■ Problem
Without including any pictures, write out all the entries exactly.

■ Given data
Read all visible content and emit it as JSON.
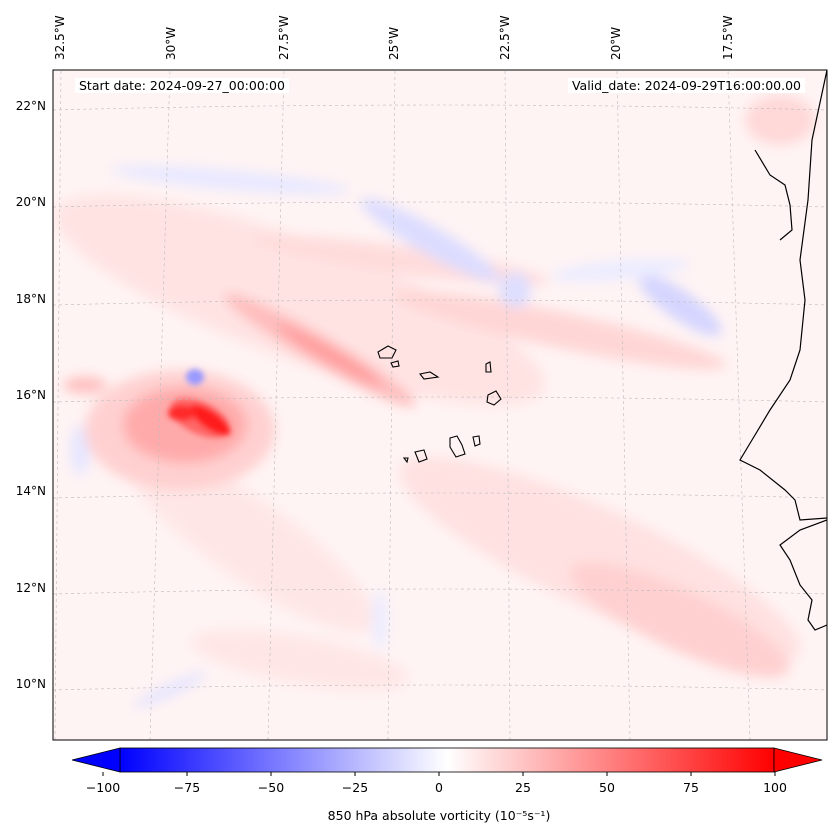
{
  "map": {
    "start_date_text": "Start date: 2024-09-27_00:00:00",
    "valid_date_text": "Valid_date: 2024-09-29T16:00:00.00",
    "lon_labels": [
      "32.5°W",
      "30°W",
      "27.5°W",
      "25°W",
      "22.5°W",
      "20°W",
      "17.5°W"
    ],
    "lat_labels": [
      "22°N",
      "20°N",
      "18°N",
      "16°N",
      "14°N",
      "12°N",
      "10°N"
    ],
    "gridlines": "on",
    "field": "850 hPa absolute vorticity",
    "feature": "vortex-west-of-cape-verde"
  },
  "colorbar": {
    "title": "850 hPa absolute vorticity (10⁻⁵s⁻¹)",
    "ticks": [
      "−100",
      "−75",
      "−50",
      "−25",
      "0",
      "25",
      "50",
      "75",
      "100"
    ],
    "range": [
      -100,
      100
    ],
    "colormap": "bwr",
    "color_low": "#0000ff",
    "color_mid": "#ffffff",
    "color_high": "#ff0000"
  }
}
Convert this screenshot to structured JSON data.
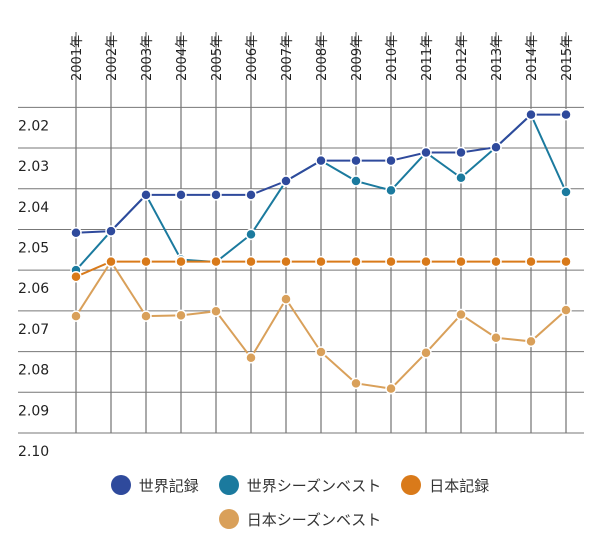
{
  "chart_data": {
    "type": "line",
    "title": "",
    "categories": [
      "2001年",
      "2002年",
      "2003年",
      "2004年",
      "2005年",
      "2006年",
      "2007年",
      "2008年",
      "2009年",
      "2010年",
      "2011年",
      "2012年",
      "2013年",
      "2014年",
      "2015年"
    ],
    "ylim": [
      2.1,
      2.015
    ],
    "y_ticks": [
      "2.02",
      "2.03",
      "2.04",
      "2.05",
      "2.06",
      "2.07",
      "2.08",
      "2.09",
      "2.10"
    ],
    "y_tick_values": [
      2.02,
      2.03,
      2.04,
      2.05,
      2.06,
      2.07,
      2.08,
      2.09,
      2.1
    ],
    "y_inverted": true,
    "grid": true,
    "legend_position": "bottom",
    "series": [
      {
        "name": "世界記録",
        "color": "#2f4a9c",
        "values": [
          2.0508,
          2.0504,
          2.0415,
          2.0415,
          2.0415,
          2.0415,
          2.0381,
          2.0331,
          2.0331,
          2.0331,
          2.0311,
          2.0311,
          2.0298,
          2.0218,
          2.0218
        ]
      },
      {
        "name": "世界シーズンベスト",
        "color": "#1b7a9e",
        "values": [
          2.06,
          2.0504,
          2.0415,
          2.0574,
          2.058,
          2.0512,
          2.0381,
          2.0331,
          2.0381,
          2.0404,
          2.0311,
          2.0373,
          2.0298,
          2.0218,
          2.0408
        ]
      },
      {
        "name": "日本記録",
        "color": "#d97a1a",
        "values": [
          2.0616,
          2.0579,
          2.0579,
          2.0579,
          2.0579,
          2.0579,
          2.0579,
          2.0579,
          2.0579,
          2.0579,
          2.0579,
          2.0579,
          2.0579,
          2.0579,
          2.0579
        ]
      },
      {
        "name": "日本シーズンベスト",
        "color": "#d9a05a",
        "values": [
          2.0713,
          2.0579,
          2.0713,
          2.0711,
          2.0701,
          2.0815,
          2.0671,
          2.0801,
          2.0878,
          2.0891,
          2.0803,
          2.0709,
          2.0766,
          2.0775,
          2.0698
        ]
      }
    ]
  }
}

■ Solution for this task
Read all visible content and emit it as JSON.
{
  "map": {
    "start_date_text": "Start date: 2024-09-27_00:00:00",
    "valid_date_text": "Valid_date: 2024-09-29T16:00:00.00",
    "lon_labels": [
      "32.5°W",
      "30°W",
      "27.5°W",
      "25°W",
      "22.5°W",
      "20°W",
      "17.5°W"
    ],
    "lat_labels": [
      "22°N",
      "20°N",
      "18°N",
      "16°N",
      "14°N",
      "12°N",
      "10°N"
    ],
    "gridlines": "on",
    "field": "850 hPa absolute vorticity",
    "feature": "vortex-west-of-cape-verde"
  },
  "colorbar": {
    "title": "850 hPa absolute vorticity (10⁻⁵s⁻¹)",
    "ticks": [
      "−100",
      "−75",
      "−50",
      "−25",
      "0",
      "25",
      "50",
      "75",
      "100"
    ],
    "range": [
      -100,
      100
    ],
    "colormap": "bwr",
    "color_low": "#0000ff",
    "color_mid": "#ffffff",
    "color_high": "#ff0000"
  }
}
Convert this screenshot to structured JSON data.
{
  "chart_data": {
    "type": "line",
    "title": "",
    "categories": [
      "2001年",
      "2002年",
      "2003年",
      "2004年",
      "2005年",
      "2006年",
      "2007年",
      "2008年",
      "2009年",
      "2010年",
      "2011年",
      "2012年",
      "2013年",
      "2014年",
      "2015年"
    ],
    "ylim": [
      2.1,
      2.015
    ],
    "y_ticks": [
      "2.02",
      "2.03",
      "2.04",
      "2.05",
      "2.06",
      "2.07",
      "2.08",
      "2.09",
      "2.10"
    ],
    "y_tick_values": [
      2.02,
      2.03,
      2.04,
      2.05,
      2.06,
      2.07,
      2.08,
      2.09,
      2.1
    ],
    "y_inverted": true,
    "grid": true,
    "legend_position": "bottom",
    "series": [
      {
        "name": "世界記録",
        "color": "#2f4a9c",
        "values": [
          2.0508,
          2.0504,
          2.0415,
          2.0415,
          2.0415,
          2.0415,
          2.0381,
          2.0331,
          2.0331,
          2.0331,
          2.0311,
          2.0311,
          2.0298,
          2.0218,
          2.0218
        ]
      },
      {
        "name": "世界シーズンベスト",
        "color": "#1b7a9e",
        "values": [
          2.06,
          2.0504,
          2.0415,
          2.0574,
          2.058,
          2.0512,
          2.0381,
          2.0331,
          2.0381,
          2.0404,
          2.0311,
          2.0373,
          2.0298,
          2.0218,
          2.0408
        ]
      },
      {
        "name": "日本記録",
        "color": "#d97a1a",
        "values": [
          2.0616,
          2.0579,
          2.0579,
          2.0579,
          2.0579,
          2.0579,
          2.0579,
          2.0579,
          2.0579,
          2.0579,
          2.0579,
          2.0579,
          2.0579,
          2.0579,
          2.0579
        ]
      },
      {
        "name": "日本シーズンベスト",
        "color": "#d9a05a",
        "values": [
          2.0713,
          2.0579,
          2.0713,
          2.0711,
          2.0701,
          2.0815,
          2.0671,
          2.0801,
          2.0878,
          2.0891,
          2.0803,
          2.0709,
          2.0766,
          2.0775,
          2.0698
        ]
      }
    ]
  }
}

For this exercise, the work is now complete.